>> START EXTRACTED RECORDS

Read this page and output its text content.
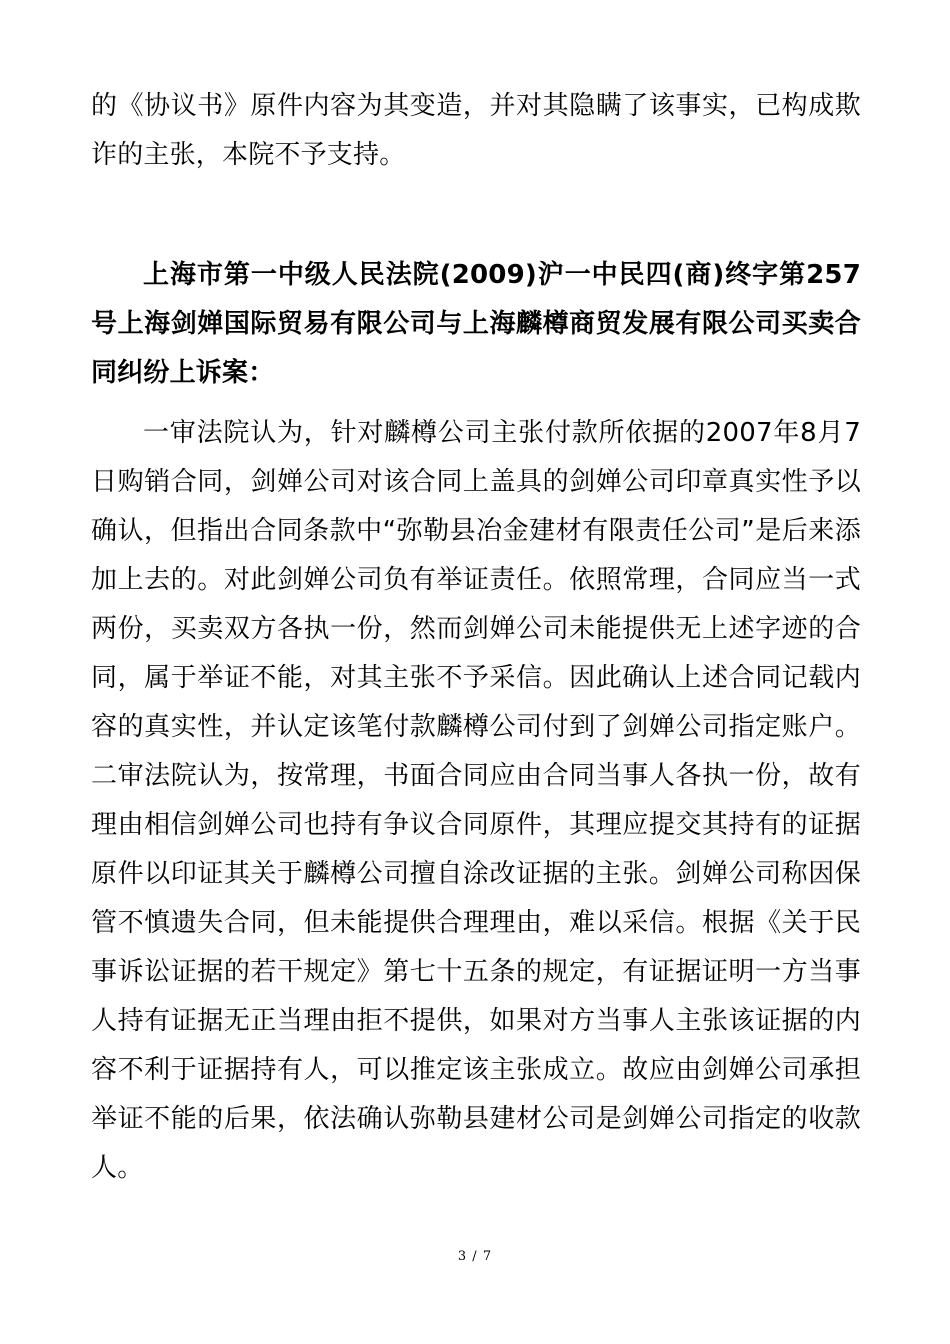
的《协议书》原件内容为其变造，并对其隐瞒了该事实，已构成欺诈的主张，本院不予支持。

上海市第一中级人民法院(2009)沪一中民四(商)终字第257号上海剑婵国际贸易有限公司与上海麟樽商贸发展有限公司买卖合同纠纷上诉案：

一审法院认为，针对麟樽公司主张付款所依据的2007年8月7日购销合同，剑婵公司对该合同上盖具的剑婵公司印章真实性予以确认，但指出合同条款中“弥勒县冶金建材有限责任公司”是后来添加上去的。对此剑婵公司负有举证责任。依照常理，合同应当一式两份，买卖双方各执一份，然而剑婵公司未能提供无上述字迹的合同，属于举证不能，对其主张不予采信。因此确认上述合同记载内容的真实性，并认定该笔付款麟樽公司付到了剑婵公司指定账户。二审法院认为，按常理，书面合同应由合同当事人各执一份，故有理由相信剑婵公司也持有争议合同原件，其理应提交其持有的证据原件以印证其关于麟樽公司擅自涂改证据的主张。剑婵公司称因保管不慎遗失合同，但未能提供合理理由，难以采信。根据《关于民事诉讼证据的若干规定》第七十五条的规定，有证据证明一方当事人持有证据无正当理由拒不提供，如果对方当事人主张该证据的内容不利于证据持有人，可以推定该主张成立。故应由剑婵公司承担举证不能的后果，依法确认弥勒县建材公司是剑婵公司指定的收款人。

3 / 7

>> END EXTRACTED RECORDS

## WHAT YOU SHOULD DO
Leave the pictures out and print the records above exactly as they stand.

## FULL SOLUTION
Read this page and output its text content.
的《协议书》原件内容为其变造，并对其隐瞒了该事实，已构成欺诈的主张，本院不予支持。

上海市第一中级人民法院(2009)沪一中民四(商)终字第257号上海剑婵国际贸易有限公司与上海麟樽商贸发展有限公司买卖合同纠纷上诉案：

一审法院认为，针对麟樽公司主张付款所依据的2007年8月7日购销合同，剑婵公司对该合同上盖具的剑婵公司印章真实性予以确认，但指出合同条款中“弥勒县冶金建材有限责任公司”是后来添加上去的。对此剑婵公司负有举证责任。依照常理，合同应当一式两份，买卖双方各执一份，然而剑婵公司未能提供无上述字迹的合同，属于举证不能，对其主张不予采信。因此确认上述合同记载内容的真实性，并认定该笔付款麟樽公司付到了剑婵公司指定账户。二审法院认为，按常理，书面合同应由合同当事人各执一份，故有理由相信剑婵公司也持有争议合同原件，其理应提交其持有的证据原件以印证其关于麟樽公司擅自涂改证据的主张。剑婵公司称因保管不慎遗失合同，但未能提供合理理由，难以采信。根据《关于民事诉讼证据的若干规定》第七十五条的规定，有证据证明一方当事人持有证据无正当理由拒不提供，如果对方当事人主张该证据的内容不利于证据持有人，可以推定该主张成立。故应由剑婵公司承担举证不能的后果，依法确认弥勒县建材公司是剑婵公司指定的收款人。

3 / 7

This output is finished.